## Start ITEMS

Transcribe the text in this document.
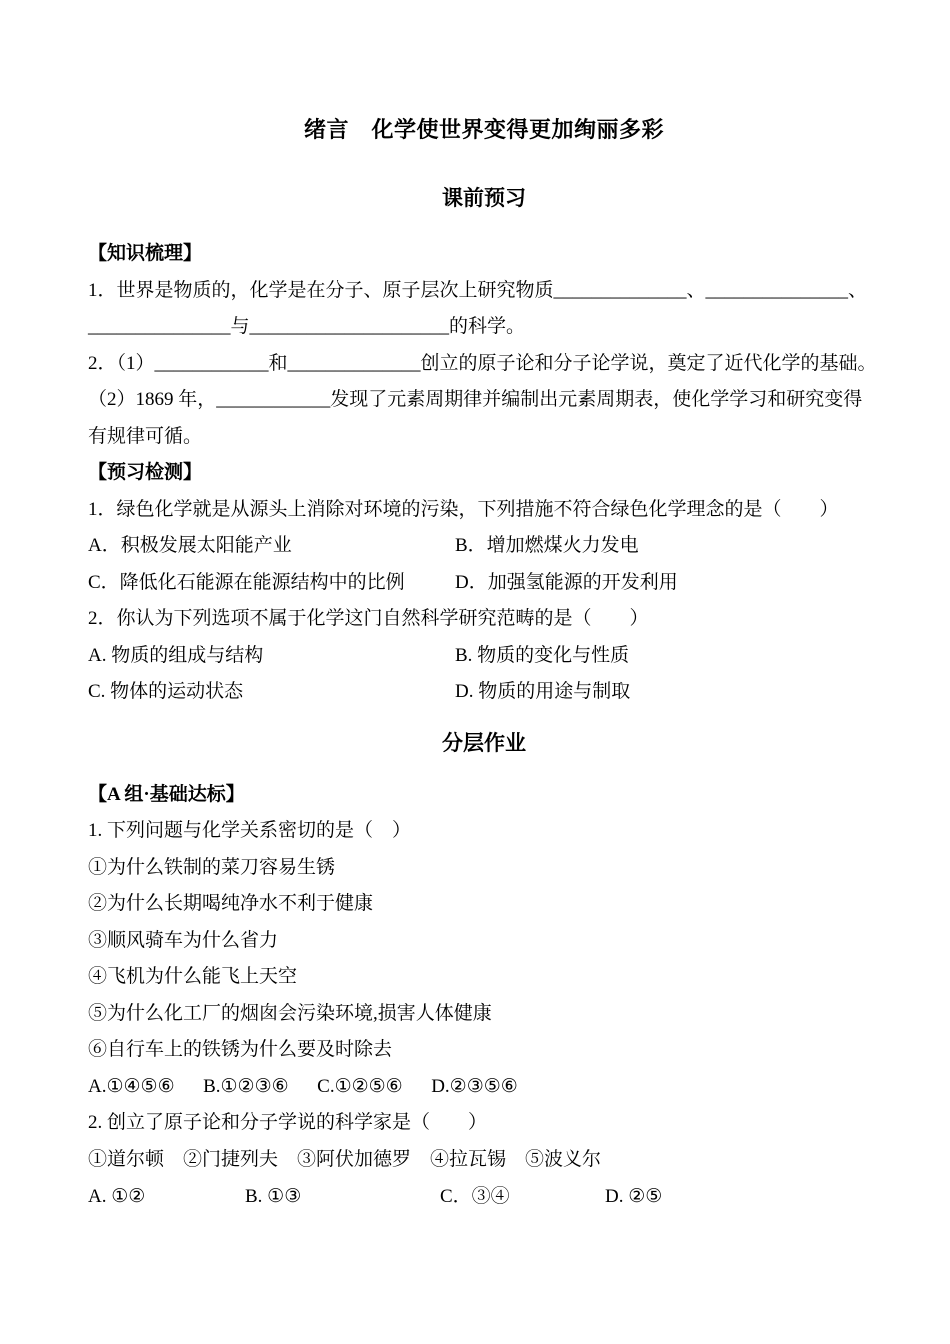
绪言　化学使世界变得更加绚丽多彩
课前预习

【知识梳理】

1．世界是物质的，化学是在分子、原子层次上研究物质______________、_______________、

_______________与_____________________的科学。

2．（1）____________和______________创立的原子论和分子论学说，奠定了近代化学的基础。

（2）1869 年，____________发现了元素周期律并编制出元素周期表，使化学学习和研究变得

有规律可循。

【预习检测】

1．绿色化学就是从源头上消除对环境的污染，下列措施不符合绿色化学理念的是（　　）

A．积极发展太阳能产业	B．增加燃煤火力发电
C．降低化石能源在能源结构中的比例	D．加强氢能源的开发利用

2．你认为下列选项不属于化学这门自然科学研究范畴的是（　　）

A. 物质的组成与结构	B. 物质的变化与性质
C. 物体的运动状态	D. 物质的用途与制取
分层作业

【A 组·基础达标】

1. 下列问题与化学关系密切的是（　）

①为什么铁制的菜刀容易生锈

②为什么长期喝纯净水不利于健康

③顺风骑车为什么省力

④飞机为什么能飞上天空

⑤为什么化工厂的烟囱会污染环境,损害人体健康

⑥自行车上的铁锈为什么要及时除去

A.①④⑤⑥      B.①②③⑥      C.①②⑤⑥      D.②③⑤⑥

2. 创立了原子论和分子学说的科学家是（　　）

①道尔顿　②门捷列夫　③阿伏加德罗　④拉瓦锡　⑤波义尔

A. ①②	B. ①③	C．③④	D. ②⑤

## End ITEMS

EXERCISE REQUIREMENTS - The records above must be transcribed exactly. Pictures are left out of the copy.

THE ANSWER -
Transcribe the text in this document.
绪言　化学使世界变得更加绚丽多彩
课前预习

【知识梳理】

1．世界是物质的，化学是在分子、原子层次上研究物质______________、_______________、

_______________与_____________________的科学。

2．（1）____________和______________创立的原子论和分子论学说，奠定了近代化学的基础。

（2）1869 年，____________发现了元素周期律并编制出元素周期表，使化学学习和研究变得

有规律可循。

【预习检测】

1．绿色化学就是从源头上消除对环境的污染，下列措施不符合绿色化学理念的是（　　）

A．积极发展太阳能产业	B．增加燃煤火力发电
C．降低化石能源在能源结构中的比例	D．加强氢能源的开发利用

2．你认为下列选项不属于化学这门自然科学研究范畴的是（　　）

A. 物质的组成与结构	B. 物质的变化与性质
C. 物体的运动状态	D. 物质的用途与制取
分层作业

【A 组·基础达标】

1. 下列问题与化学关系密切的是（　）

①为什么铁制的菜刀容易生锈

②为什么长期喝纯净水不利于健康

③顺风骑车为什么省力

④飞机为什么能飞上天空

⑤为什么化工厂的烟囱会污染环境,损害人体健康

⑥自行车上的铁锈为什么要及时除去

A.①④⑤⑥      B.①②③⑥      C.①②⑤⑥      D.②③⑤⑥

2. 创立了原子论和分子学说的科学家是（　　）

①道尔顿　②门捷列夫　③阿伏加德罗　④拉瓦锡　⑤波义尔

A. ①②	B. ①③	C．③④	D. ②⑤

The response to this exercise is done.